WHAT THIS TASK INVOLVES: Copy each line exactly. Leave nothing out.

THE DATA:
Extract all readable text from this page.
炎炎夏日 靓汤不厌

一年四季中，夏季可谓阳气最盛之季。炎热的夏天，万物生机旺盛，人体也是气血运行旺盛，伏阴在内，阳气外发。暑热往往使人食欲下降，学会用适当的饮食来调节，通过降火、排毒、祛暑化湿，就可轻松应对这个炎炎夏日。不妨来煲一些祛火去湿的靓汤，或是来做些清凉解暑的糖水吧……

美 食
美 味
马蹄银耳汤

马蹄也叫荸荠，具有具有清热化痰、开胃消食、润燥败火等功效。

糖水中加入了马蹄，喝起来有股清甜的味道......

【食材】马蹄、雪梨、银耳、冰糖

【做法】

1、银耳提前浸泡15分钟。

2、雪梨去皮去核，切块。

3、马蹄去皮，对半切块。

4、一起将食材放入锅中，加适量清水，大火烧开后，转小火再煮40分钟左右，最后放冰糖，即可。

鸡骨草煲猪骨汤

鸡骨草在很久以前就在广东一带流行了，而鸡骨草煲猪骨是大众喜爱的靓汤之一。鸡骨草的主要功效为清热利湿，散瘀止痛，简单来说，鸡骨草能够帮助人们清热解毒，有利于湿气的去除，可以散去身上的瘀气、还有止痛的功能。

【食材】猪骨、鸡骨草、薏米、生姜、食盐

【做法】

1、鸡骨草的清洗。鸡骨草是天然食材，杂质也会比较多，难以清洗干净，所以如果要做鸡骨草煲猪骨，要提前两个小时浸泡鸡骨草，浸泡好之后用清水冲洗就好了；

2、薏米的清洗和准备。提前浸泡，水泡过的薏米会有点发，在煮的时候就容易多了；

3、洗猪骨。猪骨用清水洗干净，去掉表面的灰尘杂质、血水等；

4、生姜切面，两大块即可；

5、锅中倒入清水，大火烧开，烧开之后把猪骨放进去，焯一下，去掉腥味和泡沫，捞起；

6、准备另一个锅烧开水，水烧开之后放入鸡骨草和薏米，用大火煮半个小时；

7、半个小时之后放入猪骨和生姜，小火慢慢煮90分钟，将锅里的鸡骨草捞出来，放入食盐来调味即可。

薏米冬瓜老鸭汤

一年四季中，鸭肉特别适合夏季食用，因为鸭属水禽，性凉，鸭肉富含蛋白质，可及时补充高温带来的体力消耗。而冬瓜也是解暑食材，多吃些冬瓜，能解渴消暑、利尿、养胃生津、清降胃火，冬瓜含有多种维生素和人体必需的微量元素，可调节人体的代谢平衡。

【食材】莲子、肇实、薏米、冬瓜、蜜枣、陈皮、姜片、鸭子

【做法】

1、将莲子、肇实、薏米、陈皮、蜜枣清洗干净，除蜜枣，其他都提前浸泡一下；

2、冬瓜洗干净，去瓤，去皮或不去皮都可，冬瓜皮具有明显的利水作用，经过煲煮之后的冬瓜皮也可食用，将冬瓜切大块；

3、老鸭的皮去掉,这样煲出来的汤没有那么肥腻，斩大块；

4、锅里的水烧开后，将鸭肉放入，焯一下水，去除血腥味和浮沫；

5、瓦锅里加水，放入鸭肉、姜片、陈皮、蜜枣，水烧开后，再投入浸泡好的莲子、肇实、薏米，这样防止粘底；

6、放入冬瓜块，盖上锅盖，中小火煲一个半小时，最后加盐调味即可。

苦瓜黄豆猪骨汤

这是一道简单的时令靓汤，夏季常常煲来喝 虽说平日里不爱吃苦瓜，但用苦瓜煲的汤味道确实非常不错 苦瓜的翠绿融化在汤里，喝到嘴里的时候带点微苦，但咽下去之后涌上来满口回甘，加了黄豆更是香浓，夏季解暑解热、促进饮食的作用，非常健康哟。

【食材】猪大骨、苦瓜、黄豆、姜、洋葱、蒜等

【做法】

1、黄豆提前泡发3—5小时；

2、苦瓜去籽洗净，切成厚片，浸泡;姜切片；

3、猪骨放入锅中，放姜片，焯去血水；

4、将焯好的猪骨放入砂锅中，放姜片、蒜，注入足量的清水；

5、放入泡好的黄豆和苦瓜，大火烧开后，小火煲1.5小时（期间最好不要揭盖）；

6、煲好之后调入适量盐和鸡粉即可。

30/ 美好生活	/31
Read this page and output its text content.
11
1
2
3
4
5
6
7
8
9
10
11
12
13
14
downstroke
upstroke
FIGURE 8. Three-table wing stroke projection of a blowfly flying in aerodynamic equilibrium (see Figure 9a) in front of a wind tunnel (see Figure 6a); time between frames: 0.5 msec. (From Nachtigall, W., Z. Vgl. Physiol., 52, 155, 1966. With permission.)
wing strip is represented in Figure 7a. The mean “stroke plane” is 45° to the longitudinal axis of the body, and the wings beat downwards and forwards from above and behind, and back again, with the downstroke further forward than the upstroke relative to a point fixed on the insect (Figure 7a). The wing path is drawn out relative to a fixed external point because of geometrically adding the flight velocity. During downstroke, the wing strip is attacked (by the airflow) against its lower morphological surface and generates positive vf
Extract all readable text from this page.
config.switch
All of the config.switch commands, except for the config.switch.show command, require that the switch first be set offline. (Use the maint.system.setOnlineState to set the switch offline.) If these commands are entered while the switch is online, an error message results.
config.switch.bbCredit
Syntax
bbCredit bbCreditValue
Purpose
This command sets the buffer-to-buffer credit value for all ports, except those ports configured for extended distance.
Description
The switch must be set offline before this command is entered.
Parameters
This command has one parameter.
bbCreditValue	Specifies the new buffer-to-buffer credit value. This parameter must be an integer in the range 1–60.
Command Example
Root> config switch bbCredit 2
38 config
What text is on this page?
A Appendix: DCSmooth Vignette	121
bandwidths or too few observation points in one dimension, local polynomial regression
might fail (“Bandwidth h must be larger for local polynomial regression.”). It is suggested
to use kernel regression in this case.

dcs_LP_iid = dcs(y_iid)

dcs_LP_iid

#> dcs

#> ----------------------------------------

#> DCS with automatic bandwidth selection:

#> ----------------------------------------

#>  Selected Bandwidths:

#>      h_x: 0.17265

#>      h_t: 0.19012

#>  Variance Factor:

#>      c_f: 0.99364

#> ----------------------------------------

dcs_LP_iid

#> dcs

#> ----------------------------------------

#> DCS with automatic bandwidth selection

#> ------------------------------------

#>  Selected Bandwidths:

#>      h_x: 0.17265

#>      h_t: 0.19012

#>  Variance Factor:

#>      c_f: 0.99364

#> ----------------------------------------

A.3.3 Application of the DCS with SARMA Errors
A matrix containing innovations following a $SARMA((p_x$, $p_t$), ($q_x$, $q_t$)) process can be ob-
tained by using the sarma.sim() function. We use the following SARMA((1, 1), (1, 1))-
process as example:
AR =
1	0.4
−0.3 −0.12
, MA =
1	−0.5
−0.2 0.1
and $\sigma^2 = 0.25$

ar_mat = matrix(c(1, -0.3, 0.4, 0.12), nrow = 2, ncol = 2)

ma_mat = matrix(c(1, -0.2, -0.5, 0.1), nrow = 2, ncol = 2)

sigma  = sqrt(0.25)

FINAL ANSWER:
Extract all readable text from this page.
炎炎夏日 靓汤不厌

一年四季中，夏季可谓阳气最盛之季。炎热的夏天，万物生机旺盛，人体也是气血运行旺盛，伏阴在内，阳气外发。暑热往往使人食欲下降，学会用适当的饮食来调节，通过降火、排毒、祛暑化湿，就可轻松应对这个炎炎夏日。不妨来煲一些祛火去湿的靓汤，或是来做些清凉解暑的糖水吧……

美 食
美 味
马蹄银耳汤

马蹄也叫荸荠，具有具有清热化痰、开胃消食、润燥败火等功效。

糖水中加入了马蹄，喝起来有股清甜的味道......

【食材】马蹄、雪梨、银耳、冰糖

【做法】

1、银耳提前浸泡15分钟。

2、雪梨去皮去核，切块。

3、马蹄去皮，对半切块。

4、一起将食材放入锅中，加适量清水，大火烧开后，转小火再煮40分钟左右，最后放冰糖，即可。

鸡骨草煲猪骨汤

鸡骨草在很久以前就在广东一带流行了，而鸡骨草煲猪骨是大众喜爱的靓汤之一。鸡骨草的主要功效为清热利湿，散瘀止痛，简单来说，鸡骨草能够帮助人们清热解毒，有利于湿气的去除，可以散去身上的瘀气、还有止痛的功能。

【食材】猪骨、鸡骨草、薏米、生姜、食盐

【做法】

1、鸡骨草的清洗。鸡骨草是天然食材，杂质也会比较多，难以清洗干净，所以如果要做鸡骨草煲猪骨，要提前两个小时浸泡鸡骨草，浸泡好之后用清水冲洗就好了；

2、薏米的清洗和准备。提前浸泡，水泡过的薏米会有点发，在煮的时候就容易多了；

3、洗猪骨。猪骨用清水洗干净，去掉表面的灰尘杂质、血水等；

4、生姜切面，两大块即可；

5、锅中倒入清水，大火烧开，烧开之后把猪骨放进去，焯一下，去掉腥味和泡沫，捞起；

6、准备另一个锅烧开水，水烧开之后放入鸡骨草和薏米，用大火煮半个小时；

7、半个小时之后放入猪骨和生姜，小火慢慢煮90分钟，将锅里的鸡骨草捞出来，放入食盐来调味即可。

薏米冬瓜老鸭汤

一年四季中，鸭肉特别适合夏季食用，因为鸭属水禽，性凉，鸭肉富含蛋白质，可及时补充高温带来的体力消耗。而冬瓜也是解暑食材，多吃些冬瓜，能解渴消暑、利尿、养胃生津、清降胃火，冬瓜含有多种维生素和人体必需的微量元素，可调节人体的代谢平衡。

【食材】莲子、肇实、薏米、冬瓜、蜜枣、陈皮、姜片、鸭子

【做法】

1、将莲子、肇实、薏米、陈皮、蜜枣清洗干净，除蜜枣，其他都提前浸泡一下；

2、冬瓜洗干净，去瓤，去皮或不去皮都可，冬瓜皮具有明显的利水作用，经过煲煮之后的冬瓜皮也可食用，将冬瓜切大块；

3、老鸭的皮去掉,这样煲出来的汤没有那么肥腻，斩大块；

4、锅里的水烧开后，将鸭肉放入，焯一下水，去除血腥味和浮沫；

5、瓦锅里加水，放入鸭肉、姜片、陈皮、蜜枣，水烧开后，再投入浸泡好的莲子、肇实、薏米，这样防止粘底；

6、放入冬瓜块，盖上锅盖，中小火煲一个半小时，最后加盐调味即可。

苦瓜黄豆猪骨汤

这是一道简单的时令靓汤，夏季常常煲来喝 虽说平日里不爱吃苦瓜，但用苦瓜煲的汤味道确实非常不错 苦瓜的翠绿融化在汤里，喝到嘴里的时候带点微苦，但咽下去之后涌上来满口回甘，加了黄豆更是香浓，夏季解暑解热、促进饮食的作用，非常健康哟。

【食材】猪大骨、苦瓜、黄豆、姜、洋葱、蒜等

【做法】

1、黄豆提前泡发3—5小时；

2、苦瓜去籽洗净，切成厚片，浸泡;姜切片；

3、猪骨放入锅中，放姜片，焯去血水；

4、将焯好的猪骨放入砂锅中，放姜片、蒜，注入足量的清水；

5、放入泡好的黄豆和苦瓜，大火烧开后，小火煲1.5小时（期间最好不要揭盖）；

6、煲好之后调入适量盐和鸡粉即可。

30/ 美好生活	/31
Read this page and output its text content.
11
1
2
3
4
5
6
7
8
9
10
11
12
13
14
downstroke
upstroke
FIGURE 8. Three-table wing stroke projection of a blowfly flying in aerodynamic equilibrium (see Figure 9a) in front of a wind tunnel (see Figure 6a); time between frames: 0.5 msec. (From Nachtigall, W., Z. Vgl. Physiol., 52, 155, 1966. With permission.)
wing strip is represented in Figure 7a. The mean “stroke plane” is 45° to the longitudinal axis of the body, and the wings beat downwards and forwards from above and behind, and back again, with the downstroke further forward than the upstroke relative to a point fixed on the insect (Figure 7a). The wing path is drawn out relative to a fixed external point because of geometrically adding the flight velocity. During downstroke, the wing strip is attacked (by the airflow) against its lower morphological surface and generates positive vf
Extract all readable text from this page.
config.switch
All of the config.switch commands, except for the config.switch.show command, require that the switch first be set offline. (Use the maint.system.setOnlineState to set the switch offline.) If these commands are entered while the switch is online, an error message results.
config.switch.bbCredit
Syntax
bbCredit bbCreditValue
Purpose
This command sets the buffer-to-buffer credit value for all ports, except those ports configured for extended distance.
Description
The switch must be set offline before this command is entered.
Parameters
This command has one parameter.
bbCreditValue	Specifies the new buffer-to-buffer credit value. This parameter must be an integer in the range 1–60.
Command Example
Root> config switch bbCredit 2
38 config
What text is on this page?
A Appendix: DCSmooth Vignette	121
bandwidths or too few observation points in one dimension, local polynomial regression
might fail (“Bandwidth h must be larger for local polynomial regression.”). It is suggested
to use kernel regression in this case.

dcs_LP_iid = dcs(y_iid)

dcs_LP_iid

#> dcs

#> ----------------------------------------

#> DCS with automatic bandwidth selection:

#> ----------------------------------------

#>  Selected Bandwidths:

#>      h_x: 0.17265

#>      h_t: 0.19012

#>  Variance Factor:

#>      c_f: 0.99364

#> ----------------------------------------

dcs_LP_iid

#> dcs

#> ----------------------------------------

#> DCS with automatic bandwidth selection

#> ------------------------------------

#>  Selected Bandwidths:

#>      h_x: 0.17265

#>      h_t: 0.19012

#>  Variance Factor:

#>      c_f: 0.99364

#> ----------------------------------------

A.3.3 Application of the DCS with SARMA Errors
A matrix containing innovations following a $SARMA((p_x$, $p_t$), ($q_x$, $q_t$)) process can be ob-
tained by using the sarma.sim() function. We use the following SARMA((1, 1), (1, 1))-
process as example:
AR =
1	0.4
−0.3 −0.12
, MA =
1	−0.5
−0.2 0.1
and $\sigma^2 = 0.25$

ar_mat = matrix(c(1, -0.3, 0.4, 0.12), nrow = 2, ncol = 2)

ma_mat = matrix(c(1, -0.2, -0.5, 0.1), nrow = 2, ncol = 2)

sigma  = sqrt(0.25)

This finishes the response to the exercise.